Records for the task >>
◆ ◆ ◆ ◆ ◆ ◆ ◆

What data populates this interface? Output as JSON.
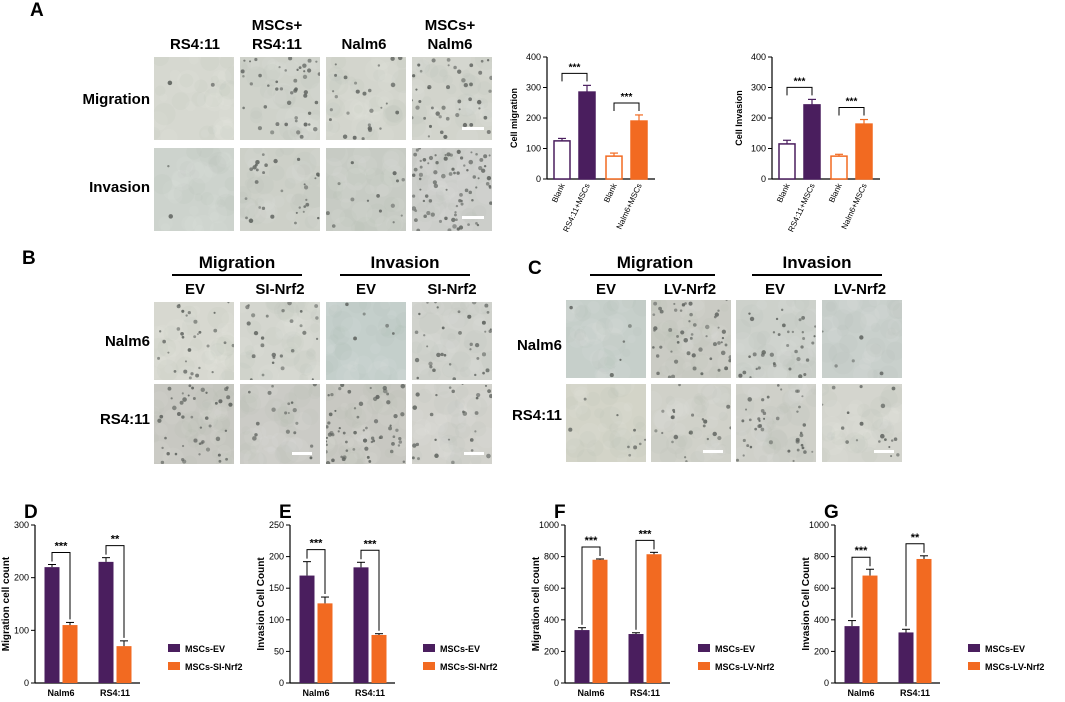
{
  "panelA": {
    "letter": "A",
    "columns": [
      "RS4:11",
      "MSCs+\nRS4:11",
      "Nalm6",
      "MSCs+\nNalm6"
    ],
    "rows": [
      "Migration",
      "Invasion"
    ],
    "micrographs": [
      {
        "tone": "#d6d8d0",
        "cells": 0.02
      },
      {
        "tone": "#cfd2ca",
        "cells": 0.5
      },
      {
        "tone": "#d3d5cd",
        "cells": 0.3
      },
      {
        "tone": "#d2d4cc",
        "cells": 0.5
      },
      {
        "tone": "#cdd3cd",
        "cells": 0.02
      },
      {
        "tone": "#cdd0c8",
        "cells": 0.35
      },
      {
        "tone": "#c7cbc4",
        "cells": 0.15
      },
      {
        "tone": "#ccceca",
        "cells": 0.9
      }
    ]
  },
  "panelB": {
    "letter": "B",
    "groups": [
      "Migration",
      "Invasion"
    ],
    "columns": [
      "EV",
      "SI-Nrf2",
      "EV",
      "SI-Nrf2"
    ],
    "rows": [
      "Nalm6",
      "RS4:11"
    ],
    "micrographs": [
      {
        "tone": "#d7d8d0",
        "cells": 0.35
      },
      {
        "tone": "#d4d6cf",
        "cells": 0.3
      },
      {
        "tone": "#c4cfcb",
        "cells": 0.05
      },
      {
        "tone": "#d0d2cc",
        "cells": 0.4
      },
      {
        "tone": "#c8c8c2",
        "cells": 0.5
      },
      {
        "tone": "#cbcbc6",
        "cells": 0.2
      },
      {
        "tone": "#c8c8c2",
        "cells": 0.7
      },
      {
        "tone": "#d2d2cc",
        "cells": 0.3
      }
    ]
  },
  "panelC": {
    "letter": "C",
    "groups": [
      "Migration",
      "Invasion"
    ],
    "columns": [
      "EV",
      "LV-Nrf2",
      "EV",
      "LV-Nrf2"
    ],
    "rows": [
      "Nalm6",
      "RS4:11"
    ],
    "micrographs": [
      {
        "tone": "#c6cfca",
        "cells": 0.05
      },
      {
        "tone": "#cacbc4",
        "cells": 0.6
      },
      {
        "tone": "#cdd1cb",
        "cells": 0.4
      },
      {
        "tone": "#c9d0cc",
        "cells": 0.05
      },
      {
        "tone": "#d3d4c8",
        "cells": 0.1
      },
      {
        "tone": "#d0d1c9",
        "cells": 0.25
      },
      {
        "tone": "#cfd0c9",
        "cells": 0.45
      },
      {
        "tone": "#d4d5ce",
        "cells": 0.2
      }
    ]
  },
  "chart_data": [
    {
      "id": "A-migration",
      "type": "bar",
      "categories": [
        "Blank",
        "RS4:11+MSCs",
        "Blank",
        "Nalm6+MSCs"
      ],
      "values": [
        125,
        285,
        75,
        190
      ],
      "errors": [
        8,
        22,
        10,
        20
      ],
      "fill": [
        "#ffffff",
        "#4a1e5e",
        "#ffffff",
        "#f26a21"
      ],
      "stroke": [
        "#4a1e5e",
        "#4a1e5e",
        "#f26a21",
        "#f26a21"
      ],
      "ylabel": "Cell migration",
      "ylim": [
        0,
        400
      ],
      "yticks": [
        0,
        100,
        200,
        300,
        400
      ],
      "significance": [
        {
          "from": 0,
          "to": 1,
          "label": "***"
        },
        {
          "from": 2,
          "to": 3,
          "label": "***"
        }
      ]
    },
    {
      "id": "A-invasion",
      "type": "bar",
      "categories": [
        "Blank",
        "RS4:11+MSCs",
        "Blank",
        "Nalm6+MSCs"
      ],
      "values": [
        115,
        243,
        75,
        180
      ],
      "errors": [
        12,
        18,
        6,
        15
      ],
      "fill": [
        "#ffffff",
        "#4a1e5e",
        "#ffffff",
        "#f26a21"
      ],
      "stroke": [
        "#4a1e5e",
        "#4a1e5e",
        "#f26a21",
        "#f26a21"
      ],
      "ylabel": "Cell Invasion",
      "ylim": [
        0,
        400
      ],
      "yticks": [
        0,
        100,
        200,
        300,
        400
      ],
      "significance": [
        {
          "from": 0,
          "to": 1,
          "label": "***"
        },
        {
          "from": 2,
          "to": 3,
          "label": "***"
        }
      ]
    },
    {
      "id": "D",
      "letter": "D",
      "type": "bar",
      "categories": [
        "Nalm6",
        "RS4:11"
      ],
      "series": [
        {
          "name": "MSCs-EV",
          "color": "#4a1e5e",
          "values": [
            220,
            230
          ],
          "errors": [
            5,
            8
          ]
        },
        {
          "name": "MSCs-SI-Nrf2",
          "color": "#f26a21",
          "values": [
            110,
            70
          ],
          "errors": [
            5,
            10
          ]
        }
      ],
      "ylabel": "Migration cell count",
      "ylim": [
        0,
        300
      ],
      "yticks": [
        0,
        100,
        200,
        300
      ],
      "significance": [
        "***",
        "**"
      ]
    },
    {
      "id": "E",
      "letter": "E",
      "type": "bar",
      "categories": [
        "Nalm6",
        "RS4:11"
      ],
      "series": [
        {
          "name": "MSCs-EV",
          "color": "#4a1e5e",
          "values": [
            170,
            183
          ],
          "errors": [
            22,
            8
          ]
        },
        {
          "name": "MSCs-SI-Nrf2",
          "color": "#f26a21",
          "values": [
            126,
            76
          ],
          "errors": [
            10,
            2
          ]
        }
      ],
      "ylabel": "Invasion Cell Count",
      "ylim": [
        0,
        250
      ],
      "yticks": [
        0,
        50,
        100,
        150,
        200,
        250
      ],
      "significance": [
        "***",
        "***"
      ]
    },
    {
      "id": "F",
      "letter": "F",
      "type": "bar",
      "categories": [
        "Nalm6",
        "RS4:11"
      ],
      "series": [
        {
          "name": "MSCs-EV",
          "color": "#4a1e5e",
          "values": [
            335,
            310
          ],
          "errors": [
            15,
            8
          ]
        },
        {
          "name": "MSCs-LV-Nrf2",
          "color": "#f26a21",
          "values": [
            780,
            815
          ],
          "errors": [
            5,
            12
          ]
        }
      ],
      "ylabel": "Migration cell count",
      "ylim": [
        0,
        1000
      ],
      "yticks": [
        0,
        200,
        400,
        600,
        800,
        1000
      ],
      "significance": [
        "***",
        "***"
      ]
    },
    {
      "id": "G",
      "letter": "G",
      "type": "bar",
      "categories": [
        "Nalm6",
        "RS4:11"
      ],
      "series": [
        {
          "name": "MSCs-EV",
          "color": "#4a1e5e",
          "values": [
            360,
            320
          ],
          "errors": [
            35,
            20
          ]
        },
        {
          "name": "MSCs-LV-Nrf2",
          "color": "#f26a21",
          "values": [
            680,
            785
          ],
          "errors": [
            40,
            20
          ]
        }
      ],
      "ylabel": "Invasion Cell Count",
      "ylim": [
        0,
        1000
      ],
      "yticks": [
        0,
        200,
        400,
        600,
        800,
        1000
      ],
      "significance": [
        "***",
        "**"
      ]
    }
  ]
}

◆ ◆ ◆ ◆ ◆ ◆ ◆

What you have to do >>
Write out the material above once more, exactly as it reads, with no pictures.

Answer below >>
What data populates this interface? Output as JSON.
{
  "panelA": {
    "letter": "A",
    "columns": [
      "RS4:11",
      "MSCs+\nRS4:11",
      "Nalm6",
      "MSCs+\nNalm6"
    ],
    "rows": [
      "Migration",
      "Invasion"
    ],
    "micrographs": [
      {
        "tone": "#d6d8d0",
        "cells": 0.02
      },
      {
        "tone": "#cfd2ca",
        "cells": 0.5
      },
      {
        "tone": "#d3d5cd",
        "cells": 0.3
      },
      {
        "tone": "#d2d4cc",
        "cells": 0.5
      },
      {
        "tone": "#cdd3cd",
        "cells": 0.02
      },
      {
        "tone": "#cdd0c8",
        "cells": 0.35
      },
      {
        "tone": "#c7cbc4",
        "cells": 0.15
      },
      {
        "tone": "#ccceca",
        "cells": 0.9
      }
    ]
  },
  "panelB": {
    "letter": "B",
    "groups": [
      "Migration",
      "Invasion"
    ],
    "columns": [
      "EV",
      "SI-Nrf2",
      "EV",
      "SI-Nrf2"
    ],
    "rows": [
      "Nalm6",
      "RS4:11"
    ],
    "micrographs": [
      {
        "tone": "#d7d8d0",
        "cells": 0.35
      },
      {
        "tone": "#d4d6cf",
        "cells": 0.3
      },
      {
        "tone": "#c4cfcb",
        "cells": 0.05
      },
      {
        "tone": "#d0d2cc",
        "cells": 0.4
      },
      {
        "tone": "#c8c8c2",
        "cells": 0.5
      },
      {
        "tone": "#cbcbc6",
        "cells": 0.2
      },
      {
        "tone": "#c8c8c2",
        "cells": 0.7
      },
      {
        "tone": "#d2d2cc",
        "cells": 0.3
      }
    ]
  },
  "panelC": {
    "letter": "C",
    "groups": [
      "Migration",
      "Invasion"
    ],
    "columns": [
      "EV",
      "LV-Nrf2",
      "EV",
      "LV-Nrf2"
    ],
    "rows": [
      "Nalm6",
      "RS4:11"
    ],
    "micrographs": [
      {
        "tone": "#c6cfca",
        "cells": 0.05
      },
      {
        "tone": "#cacbc4",
        "cells": 0.6
      },
      {
        "tone": "#cdd1cb",
        "cells": 0.4
      },
      {
        "tone": "#c9d0cc",
        "cells": 0.05
      },
      {
        "tone": "#d3d4c8",
        "cells": 0.1
      },
      {
        "tone": "#d0d1c9",
        "cells": 0.25
      },
      {
        "tone": "#cfd0c9",
        "cells": 0.45
      },
      {
        "tone": "#d4d5ce",
        "cells": 0.2
      }
    ]
  },
  "chart_data": [
    {
      "id": "A-migration",
      "type": "bar",
      "categories": [
        "Blank",
        "RS4:11+MSCs",
        "Blank",
        "Nalm6+MSCs"
      ],
      "values": [
        125,
        285,
        75,
        190
      ],
      "errors": [
        8,
        22,
        10,
        20
      ],
      "fill": [
        "#ffffff",
        "#4a1e5e",
        "#ffffff",
        "#f26a21"
      ],
      "stroke": [
        "#4a1e5e",
        "#4a1e5e",
        "#f26a21",
        "#f26a21"
      ],
      "ylabel": "Cell migration",
      "ylim": [
        0,
        400
      ],
      "yticks": [
        0,
        100,
        200,
        300,
        400
      ],
      "significance": [
        {
          "from": 0,
          "to": 1,
          "label": "***"
        },
        {
          "from": 2,
          "to": 3,
          "label": "***"
        }
      ]
    },
    {
      "id": "A-invasion",
      "type": "bar",
      "categories": [
        "Blank",
        "RS4:11+MSCs",
        "Blank",
        "Nalm6+MSCs"
      ],
      "values": [
        115,
        243,
        75,
        180
      ],
      "errors": [
        12,
        18,
        6,
        15
      ],
      "fill": [
        "#ffffff",
        "#4a1e5e",
        "#ffffff",
        "#f26a21"
      ],
      "stroke": [
        "#4a1e5e",
        "#4a1e5e",
        "#f26a21",
        "#f26a21"
      ],
      "ylabel": "Cell Invasion",
      "ylim": [
        0,
        400
      ],
      "yticks": [
        0,
        100,
        200,
        300,
        400
      ],
      "significance": [
        {
          "from": 0,
          "to": 1,
          "label": "***"
        },
        {
          "from": 2,
          "to": 3,
          "label": "***"
        }
      ]
    },
    {
      "id": "D",
      "letter": "D",
      "type": "bar",
      "categories": [
        "Nalm6",
        "RS4:11"
      ],
      "series": [
        {
          "name": "MSCs-EV",
          "color": "#4a1e5e",
          "values": [
            220,
            230
          ],
          "errors": [
            5,
            8
          ]
        },
        {
          "name": "MSCs-SI-Nrf2",
          "color": "#f26a21",
          "values": [
            110,
            70
          ],
          "errors": [
            5,
            10
          ]
        }
      ],
      "ylabel": "Migration cell count",
      "ylim": [
        0,
        300
      ],
      "yticks": [
        0,
        100,
        200,
        300
      ],
      "significance": [
        "***",
        "**"
      ]
    },
    {
      "id": "E",
      "letter": "E",
      "type": "bar",
      "categories": [
        "Nalm6",
        "RS4:11"
      ],
      "series": [
        {
          "name": "MSCs-EV",
          "color": "#4a1e5e",
          "values": [
            170,
            183
          ],
          "errors": [
            22,
            8
          ]
        },
        {
          "name": "MSCs-SI-Nrf2",
          "color": "#f26a21",
          "values": [
            126,
            76
          ],
          "errors": [
            10,
            2
          ]
        }
      ],
      "ylabel": "Invasion Cell Count",
      "ylim": [
        0,
        250
      ],
      "yticks": [
        0,
        50,
        100,
        150,
        200,
        250
      ],
      "significance": [
        "***",
        "***"
      ]
    },
    {
      "id": "F",
      "letter": "F",
      "type": "bar",
      "categories": [
        "Nalm6",
        "RS4:11"
      ],
      "series": [
        {
          "name": "MSCs-EV",
          "color": "#4a1e5e",
          "values": [
            335,
            310
          ],
          "errors": [
            15,
            8
          ]
        },
        {
          "name": "MSCs-LV-Nrf2",
          "color": "#f26a21",
          "values": [
            780,
            815
          ],
          "errors": [
            5,
            12
          ]
        }
      ],
      "ylabel": "Migration cell count",
      "ylim": [
        0,
        1000
      ],
      "yticks": [
        0,
        200,
        400,
        600,
        800,
        1000
      ],
      "significance": [
        "***",
        "***"
      ]
    },
    {
      "id": "G",
      "letter": "G",
      "type": "bar",
      "categories": [
        "Nalm6",
        "RS4:11"
      ],
      "series": [
        {
          "name": "MSCs-EV",
          "color": "#4a1e5e",
          "values": [
            360,
            320
          ],
          "errors": [
            35,
            20
          ]
        },
        {
          "name": "MSCs-LV-Nrf2",
          "color": "#f26a21",
          "values": [
            680,
            785
          ],
          "errors": [
            40,
            20
          ]
        }
      ],
      "ylabel": "Invasion Cell Count",
      "ylim": [
        0,
        1000
      ],
      "yticks": [
        0,
        200,
        400,
        600,
        800,
        1000
      ],
      "significance": [
        "***",
        "**"
      ]
    }
  ]
}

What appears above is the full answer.